• WHAT IS ASKED:
Write out every line of the material as it stands, apart from the pictures.

• INPUT RECORDS:

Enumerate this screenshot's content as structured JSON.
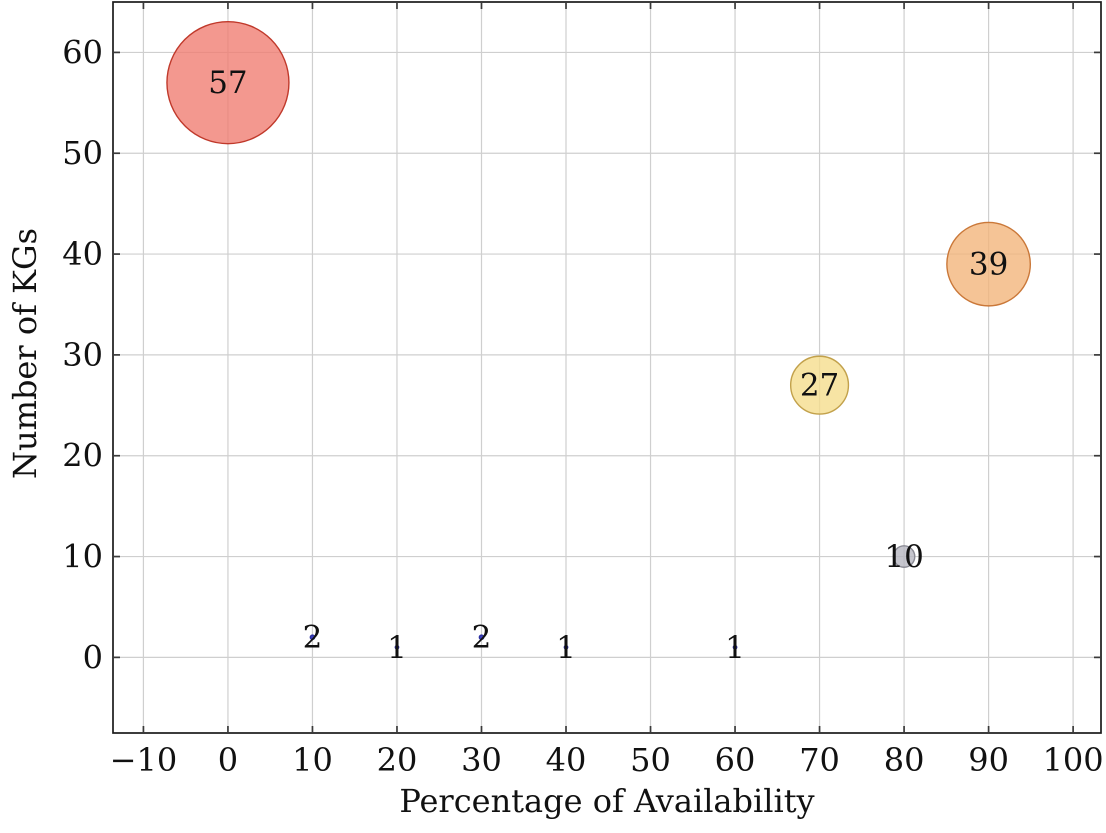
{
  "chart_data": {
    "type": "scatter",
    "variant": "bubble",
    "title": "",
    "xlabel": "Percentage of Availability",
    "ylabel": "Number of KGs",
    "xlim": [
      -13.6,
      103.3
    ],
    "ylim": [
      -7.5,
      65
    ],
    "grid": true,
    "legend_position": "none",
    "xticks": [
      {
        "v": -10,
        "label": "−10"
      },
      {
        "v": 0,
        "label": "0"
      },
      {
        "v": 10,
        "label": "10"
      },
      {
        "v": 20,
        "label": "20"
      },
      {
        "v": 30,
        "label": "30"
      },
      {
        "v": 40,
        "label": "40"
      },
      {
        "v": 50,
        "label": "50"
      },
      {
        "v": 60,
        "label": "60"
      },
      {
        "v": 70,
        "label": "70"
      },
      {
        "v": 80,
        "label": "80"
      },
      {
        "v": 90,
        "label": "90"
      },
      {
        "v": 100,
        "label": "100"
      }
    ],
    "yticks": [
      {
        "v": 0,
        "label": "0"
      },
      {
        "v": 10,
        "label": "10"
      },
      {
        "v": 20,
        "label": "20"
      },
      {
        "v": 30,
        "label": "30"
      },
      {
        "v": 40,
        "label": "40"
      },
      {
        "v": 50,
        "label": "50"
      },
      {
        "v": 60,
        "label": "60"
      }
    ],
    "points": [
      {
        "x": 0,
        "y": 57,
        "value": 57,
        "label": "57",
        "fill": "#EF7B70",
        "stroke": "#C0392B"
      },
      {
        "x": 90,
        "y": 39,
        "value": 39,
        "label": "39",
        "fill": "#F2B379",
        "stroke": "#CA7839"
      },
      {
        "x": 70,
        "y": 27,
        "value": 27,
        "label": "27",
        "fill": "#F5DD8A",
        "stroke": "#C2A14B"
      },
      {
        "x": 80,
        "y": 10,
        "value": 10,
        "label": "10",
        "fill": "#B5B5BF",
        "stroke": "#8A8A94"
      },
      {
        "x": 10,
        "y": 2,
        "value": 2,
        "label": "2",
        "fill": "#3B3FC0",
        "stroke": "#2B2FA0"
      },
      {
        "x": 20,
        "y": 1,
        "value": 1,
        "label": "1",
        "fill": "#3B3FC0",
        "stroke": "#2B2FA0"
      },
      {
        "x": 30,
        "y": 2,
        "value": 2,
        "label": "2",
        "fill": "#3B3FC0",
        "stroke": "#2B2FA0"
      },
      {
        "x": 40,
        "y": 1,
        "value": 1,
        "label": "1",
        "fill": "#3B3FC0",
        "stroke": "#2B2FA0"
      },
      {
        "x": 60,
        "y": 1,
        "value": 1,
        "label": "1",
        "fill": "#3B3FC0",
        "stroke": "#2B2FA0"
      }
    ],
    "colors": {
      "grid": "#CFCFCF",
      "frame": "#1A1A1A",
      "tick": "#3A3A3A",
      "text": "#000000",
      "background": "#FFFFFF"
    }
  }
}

• SOLVED PROBLEM:
Enumerate this screenshot's content as structured JSON.
{
  "chart_data": {
    "type": "scatter",
    "variant": "bubble",
    "title": "",
    "xlabel": "Percentage of Availability",
    "ylabel": "Number of KGs",
    "xlim": [
      -13.6,
      103.3
    ],
    "ylim": [
      -7.5,
      65
    ],
    "grid": true,
    "legend_position": "none",
    "xticks": [
      {
        "v": -10,
        "label": "−10"
      },
      {
        "v": 0,
        "label": "0"
      },
      {
        "v": 10,
        "label": "10"
      },
      {
        "v": 20,
        "label": "20"
      },
      {
        "v": 30,
        "label": "30"
      },
      {
        "v": 40,
        "label": "40"
      },
      {
        "v": 50,
        "label": "50"
      },
      {
        "v": 60,
        "label": "60"
      },
      {
        "v": 70,
        "label": "70"
      },
      {
        "v": 80,
        "label": "80"
      },
      {
        "v": 90,
        "label": "90"
      },
      {
        "v": 100,
        "label": "100"
      }
    ],
    "yticks": [
      {
        "v": 0,
        "label": "0"
      },
      {
        "v": 10,
        "label": "10"
      },
      {
        "v": 20,
        "label": "20"
      },
      {
        "v": 30,
        "label": "30"
      },
      {
        "v": 40,
        "label": "40"
      },
      {
        "v": 50,
        "label": "50"
      },
      {
        "v": 60,
        "label": "60"
      }
    ],
    "points": [
      {
        "x": 0,
        "y": 57,
        "value": 57,
        "label": "57",
        "fill": "#EF7B70",
        "stroke": "#C0392B"
      },
      {
        "x": 90,
        "y": 39,
        "value": 39,
        "label": "39",
        "fill": "#F2B379",
        "stroke": "#CA7839"
      },
      {
        "x": 70,
        "y": 27,
        "value": 27,
        "label": "27",
        "fill": "#F5DD8A",
        "stroke": "#C2A14B"
      },
      {
        "x": 80,
        "y": 10,
        "value": 10,
        "label": "10",
        "fill": "#B5B5BF",
        "stroke": "#8A8A94"
      },
      {
        "x": 10,
        "y": 2,
        "value": 2,
        "label": "2",
        "fill": "#3B3FC0",
        "stroke": "#2B2FA0"
      },
      {
        "x": 20,
        "y": 1,
        "value": 1,
        "label": "1",
        "fill": "#3B3FC0",
        "stroke": "#2B2FA0"
      },
      {
        "x": 30,
        "y": 2,
        "value": 2,
        "label": "2",
        "fill": "#3B3FC0",
        "stroke": "#2B2FA0"
      },
      {
        "x": 40,
        "y": 1,
        "value": 1,
        "label": "1",
        "fill": "#3B3FC0",
        "stroke": "#2B2FA0"
      },
      {
        "x": 60,
        "y": 1,
        "value": 1,
        "label": "1",
        "fill": "#3B3FC0",
        "stroke": "#2B2FA0"
      }
    ],
    "colors": {
      "grid": "#CFCFCF",
      "frame": "#1A1A1A",
      "tick": "#3A3A3A",
      "text": "#000000",
      "background": "#FFFFFF"
    }
  }
}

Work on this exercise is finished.